#### Requirements:
Retype the complete listing exactly as it appears.
________________________
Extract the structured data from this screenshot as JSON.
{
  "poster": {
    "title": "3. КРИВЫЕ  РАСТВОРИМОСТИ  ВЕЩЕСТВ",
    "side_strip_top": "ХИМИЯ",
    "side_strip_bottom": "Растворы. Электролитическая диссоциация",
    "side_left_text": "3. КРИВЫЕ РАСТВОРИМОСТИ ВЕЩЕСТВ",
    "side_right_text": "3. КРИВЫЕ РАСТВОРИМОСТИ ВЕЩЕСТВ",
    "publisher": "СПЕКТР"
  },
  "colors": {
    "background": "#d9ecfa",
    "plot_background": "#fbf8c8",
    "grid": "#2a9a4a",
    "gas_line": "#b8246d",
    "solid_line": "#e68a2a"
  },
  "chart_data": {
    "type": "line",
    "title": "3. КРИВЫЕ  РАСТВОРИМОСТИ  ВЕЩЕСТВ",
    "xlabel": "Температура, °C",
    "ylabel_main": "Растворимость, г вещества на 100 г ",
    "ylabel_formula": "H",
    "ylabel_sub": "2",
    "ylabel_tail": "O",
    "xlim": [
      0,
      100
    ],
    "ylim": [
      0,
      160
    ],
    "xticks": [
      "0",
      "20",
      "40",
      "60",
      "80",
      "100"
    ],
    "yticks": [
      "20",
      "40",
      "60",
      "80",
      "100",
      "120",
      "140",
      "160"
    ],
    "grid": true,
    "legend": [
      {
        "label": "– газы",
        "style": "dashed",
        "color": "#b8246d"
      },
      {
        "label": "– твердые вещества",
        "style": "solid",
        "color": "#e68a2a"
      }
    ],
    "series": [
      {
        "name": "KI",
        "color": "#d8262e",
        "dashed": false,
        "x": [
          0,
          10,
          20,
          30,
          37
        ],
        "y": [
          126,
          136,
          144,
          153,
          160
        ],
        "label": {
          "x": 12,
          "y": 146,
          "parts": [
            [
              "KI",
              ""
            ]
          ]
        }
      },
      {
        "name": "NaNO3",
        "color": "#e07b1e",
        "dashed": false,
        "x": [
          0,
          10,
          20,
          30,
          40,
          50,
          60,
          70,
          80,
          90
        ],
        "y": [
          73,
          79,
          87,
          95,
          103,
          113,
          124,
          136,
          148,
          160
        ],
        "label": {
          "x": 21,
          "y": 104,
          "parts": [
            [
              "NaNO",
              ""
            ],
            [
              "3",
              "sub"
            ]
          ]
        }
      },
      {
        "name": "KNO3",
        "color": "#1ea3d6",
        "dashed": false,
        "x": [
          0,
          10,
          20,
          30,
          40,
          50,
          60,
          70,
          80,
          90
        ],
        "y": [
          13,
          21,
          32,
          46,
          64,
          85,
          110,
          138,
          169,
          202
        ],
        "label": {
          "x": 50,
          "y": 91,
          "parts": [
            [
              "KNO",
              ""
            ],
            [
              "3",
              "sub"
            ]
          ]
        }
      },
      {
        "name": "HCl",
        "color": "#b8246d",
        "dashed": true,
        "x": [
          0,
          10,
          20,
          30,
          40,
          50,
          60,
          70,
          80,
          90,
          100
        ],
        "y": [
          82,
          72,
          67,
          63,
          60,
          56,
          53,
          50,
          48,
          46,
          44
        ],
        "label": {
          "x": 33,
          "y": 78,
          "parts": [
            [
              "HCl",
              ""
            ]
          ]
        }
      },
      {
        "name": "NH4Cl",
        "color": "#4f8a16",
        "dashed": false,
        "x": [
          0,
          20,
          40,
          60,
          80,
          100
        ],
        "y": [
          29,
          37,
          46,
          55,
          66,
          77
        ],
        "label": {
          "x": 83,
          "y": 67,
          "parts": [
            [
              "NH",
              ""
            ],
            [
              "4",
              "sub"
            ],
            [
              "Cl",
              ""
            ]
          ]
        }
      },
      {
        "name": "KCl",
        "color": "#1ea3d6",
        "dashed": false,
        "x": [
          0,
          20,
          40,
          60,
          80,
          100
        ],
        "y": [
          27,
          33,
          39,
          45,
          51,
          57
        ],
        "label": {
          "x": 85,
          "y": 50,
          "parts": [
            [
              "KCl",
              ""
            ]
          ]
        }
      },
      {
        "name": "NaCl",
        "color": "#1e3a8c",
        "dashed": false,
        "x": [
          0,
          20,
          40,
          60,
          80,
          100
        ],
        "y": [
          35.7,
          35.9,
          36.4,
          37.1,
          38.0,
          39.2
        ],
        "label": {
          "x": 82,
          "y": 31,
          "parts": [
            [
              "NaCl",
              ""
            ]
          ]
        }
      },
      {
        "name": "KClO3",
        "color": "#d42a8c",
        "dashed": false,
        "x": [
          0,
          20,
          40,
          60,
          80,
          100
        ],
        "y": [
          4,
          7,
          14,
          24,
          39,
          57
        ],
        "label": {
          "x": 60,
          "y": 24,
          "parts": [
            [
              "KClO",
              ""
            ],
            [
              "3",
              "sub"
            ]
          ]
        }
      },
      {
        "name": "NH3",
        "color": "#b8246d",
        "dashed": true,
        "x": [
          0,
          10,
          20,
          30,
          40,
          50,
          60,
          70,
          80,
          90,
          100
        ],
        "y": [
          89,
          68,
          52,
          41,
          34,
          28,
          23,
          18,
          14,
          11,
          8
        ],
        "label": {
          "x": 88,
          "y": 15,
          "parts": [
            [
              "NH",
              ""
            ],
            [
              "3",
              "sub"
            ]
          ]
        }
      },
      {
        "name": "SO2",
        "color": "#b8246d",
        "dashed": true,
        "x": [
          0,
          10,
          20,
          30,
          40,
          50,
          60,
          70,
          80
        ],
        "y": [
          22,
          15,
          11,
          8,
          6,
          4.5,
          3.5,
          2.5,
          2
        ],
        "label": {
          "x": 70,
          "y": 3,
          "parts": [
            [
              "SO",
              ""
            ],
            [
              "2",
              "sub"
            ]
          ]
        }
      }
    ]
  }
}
________________________
#### Exercise output:
Extract the structured data from this screenshot as JSON.
{
  "poster": {
    "title": "3. КРИВЫЕ  РАСТВОРИМОСТИ  ВЕЩЕСТВ",
    "side_strip_top": "ХИМИЯ",
    "side_strip_bottom": "Растворы. Электролитическая диссоциация",
    "side_left_text": "3. КРИВЫЕ РАСТВОРИМОСТИ ВЕЩЕСТВ",
    "side_right_text": "3. КРИВЫЕ РАСТВОРИМОСТИ ВЕЩЕСТВ",
    "publisher": "СПЕКТР"
  },
  "colors": {
    "background": "#d9ecfa",
    "plot_background": "#fbf8c8",
    "grid": "#2a9a4a",
    "gas_line": "#b8246d",
    "solid_line": "#e68a2a"
  },
  "chart_data": {
    "type": "line",
    "title": "3. КРИВЫЕ  РАСТВОРИМОСТИ  ВЕЩЕСТВ",
    "xlabel": "Температура, °C",
    "ylabel_main": "Растворимость, г вещества на 100 г ",
    "ylabel_formula": "H",
    "ylabel_sub": "2",
    "ylabel_tail": "O",
    "xlim": [
      0,
      100
    ],
    "ylim": [
      0,
      160
    ],
    "xticks": [
      "0",
      "20",
      "40",
      "60",
      "80",
      "100"
    ],
    "yticks": [
      "20",
      "40",
      "60",
      "80",
      "100",
      "120",
      "140",
      "160"
    ],
    "grid": true,
    "legend": [
      {
        "label": "– газы",
        "style": "dashed",
        "color": "#b8246d"
      },
      {
        "label": "– твердые вещества",
        "style": "solid",
        "color": "#e68a2a"
      }
    ],
    "series": [
      {
        "name": "KI",
        "color": "#d8262e",
        "dashed": false,
        "x": [
          0,
          10,
          20,
          30,
          37
        ],
        "y": [
          126,
          136,
          144,
          153,
          160
        ],
        "label": {
          "x": 12,
          "y": 146,
          "parts": [
            [
              "KI",
              ""
            ]
          ]
        }
      },
      {
        "name": "NaNO3",
        "color": "#e07b1e",
        "dashed": false,
        "x": [
          0,
          10,
          20,
          30,
          40,
          50,
          60,
          70,
          80,
          90
        ],
        "y": [
          73,
          79,
          87,
          95,
          103,
          113,
          124,
          136,
          148,
          160
        ],
        "label": {
          "x": 21,
          "y": 104,
          "parts": [
            [
              "NaNO",
              ""
            ],
            [
              "3",
              "sub"
            ]
          ]
        }
      },
      {
        "name": "KNO3",
        "color": "#1ea3d6",
        "dashed": false,
        "x": [
          0,
          10,
          20,
          30,
          40,
          50,
          60,
          70,
          80,
          90
        ],
        "y": [
          13,
          21,
          32,
          46,
          64,
          85,
          110,
          138,
          169,
          202
        ],
        "label": {
          "x": 50,
          "y": 91,
          "parts": [
            [
              "KNO",
              ""
            ],
            [
              "3",
              "sub"
            ]
          ]
        }
      },
      {
        "name": "HCl",
        "color": "#b8246d",
        "dashed": true,
        "x": [
          0,
          10,
          20,
          30,
          40,
          50,
          60,
          70,
          80,
          90,
          100
        ],
        "y": [
          82,
          72,
          67,
          63,
          60,
          56,
          53,
          50,
          48,
          46,
          44
        ],
        "label": {
          "x": 33,
          "y": 78,
          "parts": [
            [
              "HCl",
              ""
            ]
          ]
        }
      },
      {
        "name": "NH4Cl",
        "color": "#4f8a16",
        "dashed": false,
        "x": [
          0,
          20,
          40,
          60,
          80,
          100
        ],
        "y": [
          29,
          37,
          46,
          55,
          66,
          77
        ],
        "label": {
          "x": 83,
          "y": 67,
          "parts": [
            [
              "NH",
              ""
            ],
            [
              "4",
              "sub"
            ],
            [
              "Cl",
              ""
            ]
          ]
        }
      },
      {
        "name": "KCl",
        "color": "#1ea3d6",
        "dashed": false,
        "x": [
          0,
          20,
          40,
          60,
          80,
          100
        ],
        "y": [
          27,
          33,
          39,
          45,
          51,
          57
        ],
        "label": {
          "x": 85,
          "y": 50,
          "parts": [
            [
              "KCl",
              ""
            ]
          ]
        }
      },
      {
        "name": "NaCl",
        "color": "#1e3a8c",
        "dashed": false,
        "x": [
          0,
          20,
          40,
          60,
          80,
          100
        ],
        "y": [
          35.7,
          35.9,
          36.4,
          37.1,
          38.0,
          39.2
        ],
        "label": {
          "x": 82,
          "y": 31,
          "parts": [
            [
              "NaCl",
              ""
            ]
          ]
        }
      },
      {
        "name": "KClO3",
        "color": "#d42a8c",
        "dashed": false,
        "x": [
          0,
          20,
          40,
          60,
          80,
          100
        ],
        "y": [
          4,
          7,
          14,
          24,
          39,
          57
        ],
        "label": {
          "x": 60,
          "y": 24,
          "parts": [
            [
              "KClO",
              ""
            ],
            [
              "3",
              "sub"
            ]
          ]
        }
      },
      {
        "name": "NH3",
        "color": "#b8246d",
        "dashed": true,
        "x": [
          0,
          10,
          20,
          30,
          40,
          50,
          60,
          70,
          80,
          90,
          100
        ],
        "y": [
          89,
          68,
          52,
          41,
          34,
          28,
          23,
          18,
          14,
          11,
          8
        ],
        "label": {
          "x": 88,
          "y": 15,
          "parts": [
            [
              "NH",
              ""
            ],
            [
              "3",
              "sub"
            ]
          ]
        }
      },
      {
        "name": "SO2",
        "color": "#b8246d",
        "dashed": true,
        "x": [
          0,
          10,
          20,
          30,
          40,
          50,
          60,
          70,
          80
        ],
        "y": [
          22,
          15,
          11,
          8,
          6,
          4.5,
          3.5,
          2.5,
          2
        ],
        "label": {
          "x": 70,
          "y": 3,
          "parts": [
            [
              "SO",
              ""
            ],
            [
              "2",
              "sub"
            ]
          ]
        }
      }
    ]
  }
}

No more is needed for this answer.